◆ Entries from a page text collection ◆
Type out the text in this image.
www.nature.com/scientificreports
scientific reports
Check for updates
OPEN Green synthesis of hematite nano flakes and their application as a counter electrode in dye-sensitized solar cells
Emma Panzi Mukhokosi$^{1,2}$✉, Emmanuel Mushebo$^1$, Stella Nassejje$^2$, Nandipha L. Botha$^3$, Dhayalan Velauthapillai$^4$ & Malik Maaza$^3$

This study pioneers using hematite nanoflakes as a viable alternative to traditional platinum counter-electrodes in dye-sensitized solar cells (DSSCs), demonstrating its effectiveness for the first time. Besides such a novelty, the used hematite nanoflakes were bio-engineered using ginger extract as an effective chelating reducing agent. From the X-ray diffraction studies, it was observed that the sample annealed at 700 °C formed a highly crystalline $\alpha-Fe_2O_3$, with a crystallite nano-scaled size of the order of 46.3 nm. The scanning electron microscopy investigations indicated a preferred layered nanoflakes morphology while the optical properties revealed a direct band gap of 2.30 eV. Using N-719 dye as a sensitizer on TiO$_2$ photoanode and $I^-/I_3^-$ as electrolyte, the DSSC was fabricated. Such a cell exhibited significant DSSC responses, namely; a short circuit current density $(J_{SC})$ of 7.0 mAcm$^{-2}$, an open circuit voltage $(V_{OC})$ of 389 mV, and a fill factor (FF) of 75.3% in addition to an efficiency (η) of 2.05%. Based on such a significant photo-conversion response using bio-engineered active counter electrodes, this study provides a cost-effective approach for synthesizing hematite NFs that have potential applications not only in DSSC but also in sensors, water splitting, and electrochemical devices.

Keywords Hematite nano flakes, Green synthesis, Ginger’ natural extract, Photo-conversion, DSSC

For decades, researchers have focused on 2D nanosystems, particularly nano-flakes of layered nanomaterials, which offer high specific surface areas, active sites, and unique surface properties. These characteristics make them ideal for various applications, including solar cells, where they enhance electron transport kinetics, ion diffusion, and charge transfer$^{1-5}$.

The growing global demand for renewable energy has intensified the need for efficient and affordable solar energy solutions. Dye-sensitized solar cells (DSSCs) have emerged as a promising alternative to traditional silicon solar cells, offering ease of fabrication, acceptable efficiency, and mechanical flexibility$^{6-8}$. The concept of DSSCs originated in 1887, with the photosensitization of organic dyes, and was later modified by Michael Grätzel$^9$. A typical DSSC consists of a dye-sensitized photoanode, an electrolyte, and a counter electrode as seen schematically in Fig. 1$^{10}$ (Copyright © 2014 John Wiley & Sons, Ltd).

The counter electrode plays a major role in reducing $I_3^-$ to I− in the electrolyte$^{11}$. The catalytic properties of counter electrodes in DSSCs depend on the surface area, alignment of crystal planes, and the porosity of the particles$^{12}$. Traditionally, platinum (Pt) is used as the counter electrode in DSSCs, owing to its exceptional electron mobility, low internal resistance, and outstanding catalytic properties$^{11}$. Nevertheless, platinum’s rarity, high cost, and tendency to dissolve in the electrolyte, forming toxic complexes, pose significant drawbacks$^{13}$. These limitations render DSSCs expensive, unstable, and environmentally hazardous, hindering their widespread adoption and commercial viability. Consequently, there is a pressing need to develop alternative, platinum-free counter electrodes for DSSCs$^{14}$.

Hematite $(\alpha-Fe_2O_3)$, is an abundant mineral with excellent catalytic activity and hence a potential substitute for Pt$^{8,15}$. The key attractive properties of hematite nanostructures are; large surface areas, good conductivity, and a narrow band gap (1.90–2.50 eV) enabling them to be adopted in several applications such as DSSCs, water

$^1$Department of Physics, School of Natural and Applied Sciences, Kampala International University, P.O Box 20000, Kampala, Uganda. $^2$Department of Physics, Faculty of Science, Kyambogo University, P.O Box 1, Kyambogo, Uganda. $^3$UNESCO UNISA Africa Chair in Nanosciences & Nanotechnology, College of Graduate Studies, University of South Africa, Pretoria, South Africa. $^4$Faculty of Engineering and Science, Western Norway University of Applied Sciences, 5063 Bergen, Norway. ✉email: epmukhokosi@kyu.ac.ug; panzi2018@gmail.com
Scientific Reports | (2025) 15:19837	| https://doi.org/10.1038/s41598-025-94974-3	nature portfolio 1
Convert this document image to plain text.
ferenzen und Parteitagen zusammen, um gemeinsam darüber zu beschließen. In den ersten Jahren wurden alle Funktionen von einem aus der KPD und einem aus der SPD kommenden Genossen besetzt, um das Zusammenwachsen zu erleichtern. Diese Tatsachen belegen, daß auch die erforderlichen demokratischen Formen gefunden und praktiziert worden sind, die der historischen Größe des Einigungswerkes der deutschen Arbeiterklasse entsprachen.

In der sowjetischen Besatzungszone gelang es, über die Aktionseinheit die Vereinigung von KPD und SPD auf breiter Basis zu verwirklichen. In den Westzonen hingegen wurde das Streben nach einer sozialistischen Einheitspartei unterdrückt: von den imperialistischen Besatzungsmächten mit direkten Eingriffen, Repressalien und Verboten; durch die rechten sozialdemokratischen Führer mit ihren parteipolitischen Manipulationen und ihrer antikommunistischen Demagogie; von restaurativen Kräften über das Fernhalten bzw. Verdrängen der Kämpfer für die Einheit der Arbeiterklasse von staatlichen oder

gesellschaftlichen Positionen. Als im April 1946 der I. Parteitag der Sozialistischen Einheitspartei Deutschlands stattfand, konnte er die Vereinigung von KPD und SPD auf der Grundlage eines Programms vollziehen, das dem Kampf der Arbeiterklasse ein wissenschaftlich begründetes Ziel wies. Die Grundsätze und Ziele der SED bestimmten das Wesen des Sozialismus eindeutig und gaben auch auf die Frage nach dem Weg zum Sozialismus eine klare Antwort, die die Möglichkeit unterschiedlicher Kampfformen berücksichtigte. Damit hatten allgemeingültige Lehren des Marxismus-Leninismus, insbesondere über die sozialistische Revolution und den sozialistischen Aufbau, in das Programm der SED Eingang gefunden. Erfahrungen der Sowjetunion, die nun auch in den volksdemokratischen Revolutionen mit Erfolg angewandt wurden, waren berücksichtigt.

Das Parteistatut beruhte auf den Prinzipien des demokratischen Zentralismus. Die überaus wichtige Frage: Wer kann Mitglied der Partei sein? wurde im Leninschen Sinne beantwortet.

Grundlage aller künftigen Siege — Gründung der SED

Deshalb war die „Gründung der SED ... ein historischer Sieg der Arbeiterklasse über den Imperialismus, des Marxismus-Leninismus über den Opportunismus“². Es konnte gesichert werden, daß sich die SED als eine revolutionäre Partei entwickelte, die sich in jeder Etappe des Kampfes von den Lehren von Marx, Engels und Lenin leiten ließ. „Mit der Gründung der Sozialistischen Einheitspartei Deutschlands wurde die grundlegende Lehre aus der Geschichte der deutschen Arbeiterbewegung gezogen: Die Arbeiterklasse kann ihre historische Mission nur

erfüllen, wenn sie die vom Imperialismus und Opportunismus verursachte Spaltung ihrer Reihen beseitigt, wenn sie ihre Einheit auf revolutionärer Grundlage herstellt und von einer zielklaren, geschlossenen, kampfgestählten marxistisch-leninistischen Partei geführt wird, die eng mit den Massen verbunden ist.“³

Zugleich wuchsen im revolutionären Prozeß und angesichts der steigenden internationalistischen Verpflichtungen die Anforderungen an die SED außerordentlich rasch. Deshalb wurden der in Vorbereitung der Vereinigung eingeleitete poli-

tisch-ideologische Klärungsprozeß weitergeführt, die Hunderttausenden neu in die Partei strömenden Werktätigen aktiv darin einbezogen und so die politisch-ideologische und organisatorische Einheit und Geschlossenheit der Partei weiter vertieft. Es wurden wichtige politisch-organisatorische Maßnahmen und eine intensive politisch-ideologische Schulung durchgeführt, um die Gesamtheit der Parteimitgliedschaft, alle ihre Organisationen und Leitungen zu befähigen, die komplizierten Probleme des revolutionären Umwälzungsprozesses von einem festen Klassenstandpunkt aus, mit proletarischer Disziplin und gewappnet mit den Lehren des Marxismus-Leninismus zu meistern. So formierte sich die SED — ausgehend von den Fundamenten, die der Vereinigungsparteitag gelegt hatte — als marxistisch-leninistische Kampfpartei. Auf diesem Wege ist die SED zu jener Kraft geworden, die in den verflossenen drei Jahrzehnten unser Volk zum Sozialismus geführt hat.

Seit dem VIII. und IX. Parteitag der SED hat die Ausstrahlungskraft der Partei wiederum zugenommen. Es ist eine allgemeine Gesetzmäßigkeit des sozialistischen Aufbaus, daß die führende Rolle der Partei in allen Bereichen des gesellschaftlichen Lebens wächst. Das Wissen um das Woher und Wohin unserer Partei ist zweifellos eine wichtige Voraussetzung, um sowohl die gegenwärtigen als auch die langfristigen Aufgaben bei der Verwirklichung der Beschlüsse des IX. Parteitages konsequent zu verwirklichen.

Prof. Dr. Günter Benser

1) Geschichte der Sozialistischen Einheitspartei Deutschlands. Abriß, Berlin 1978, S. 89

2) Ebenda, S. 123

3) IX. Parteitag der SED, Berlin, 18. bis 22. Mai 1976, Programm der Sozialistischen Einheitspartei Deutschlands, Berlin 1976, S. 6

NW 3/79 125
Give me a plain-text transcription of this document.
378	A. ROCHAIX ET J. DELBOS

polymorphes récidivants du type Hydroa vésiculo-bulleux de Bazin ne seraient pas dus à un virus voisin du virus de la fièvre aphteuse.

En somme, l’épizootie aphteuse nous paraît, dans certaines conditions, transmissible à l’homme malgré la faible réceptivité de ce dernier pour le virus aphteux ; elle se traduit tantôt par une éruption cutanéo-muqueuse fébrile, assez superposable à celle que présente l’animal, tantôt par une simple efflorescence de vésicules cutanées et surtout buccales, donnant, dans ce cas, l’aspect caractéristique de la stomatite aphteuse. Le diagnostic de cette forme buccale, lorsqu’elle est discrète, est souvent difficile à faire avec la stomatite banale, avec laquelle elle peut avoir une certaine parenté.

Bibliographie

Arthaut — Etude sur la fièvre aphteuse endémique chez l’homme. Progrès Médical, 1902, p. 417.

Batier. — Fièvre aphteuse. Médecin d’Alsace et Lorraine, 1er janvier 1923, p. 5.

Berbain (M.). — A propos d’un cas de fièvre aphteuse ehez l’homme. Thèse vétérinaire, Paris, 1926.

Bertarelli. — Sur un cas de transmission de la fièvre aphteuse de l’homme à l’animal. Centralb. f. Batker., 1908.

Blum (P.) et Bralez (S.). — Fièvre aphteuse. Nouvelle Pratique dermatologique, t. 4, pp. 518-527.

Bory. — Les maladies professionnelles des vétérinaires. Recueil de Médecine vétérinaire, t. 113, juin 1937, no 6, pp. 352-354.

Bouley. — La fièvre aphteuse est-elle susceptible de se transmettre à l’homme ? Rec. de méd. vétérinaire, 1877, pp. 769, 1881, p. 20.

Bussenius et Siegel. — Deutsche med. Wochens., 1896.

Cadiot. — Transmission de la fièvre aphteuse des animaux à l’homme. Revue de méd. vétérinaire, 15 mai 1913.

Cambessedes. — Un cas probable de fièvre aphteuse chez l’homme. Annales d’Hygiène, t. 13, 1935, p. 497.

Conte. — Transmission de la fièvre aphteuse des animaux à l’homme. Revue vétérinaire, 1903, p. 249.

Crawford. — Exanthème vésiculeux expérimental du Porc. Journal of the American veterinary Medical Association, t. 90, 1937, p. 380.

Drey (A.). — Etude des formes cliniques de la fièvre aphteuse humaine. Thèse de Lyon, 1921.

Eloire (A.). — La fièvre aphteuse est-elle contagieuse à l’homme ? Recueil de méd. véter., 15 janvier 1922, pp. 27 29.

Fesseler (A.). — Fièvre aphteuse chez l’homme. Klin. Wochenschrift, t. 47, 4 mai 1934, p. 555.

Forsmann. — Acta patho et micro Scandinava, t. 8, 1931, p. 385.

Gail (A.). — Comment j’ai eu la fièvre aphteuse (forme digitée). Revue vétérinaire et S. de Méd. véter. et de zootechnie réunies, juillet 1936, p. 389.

◆ Brief ◆
Reproduce each line of the records in which the word "chez" appears.

◆ Answer area ◆
Arthaut — Etude sur la fièvre aphteuse endémique chez l’homme. Progrès Médical, 1902, p. 417.
Cambessedes. — Un cas probable de fièvre aphteuse chez l’homme. Annales d’Hygiène, t. 13, 1935, p. 497.
Fesseler (A.). — Fièvre aphteuse chez l’homme. Klin. Wochenschrift, t. 47, 4 mai 1934, p. 555.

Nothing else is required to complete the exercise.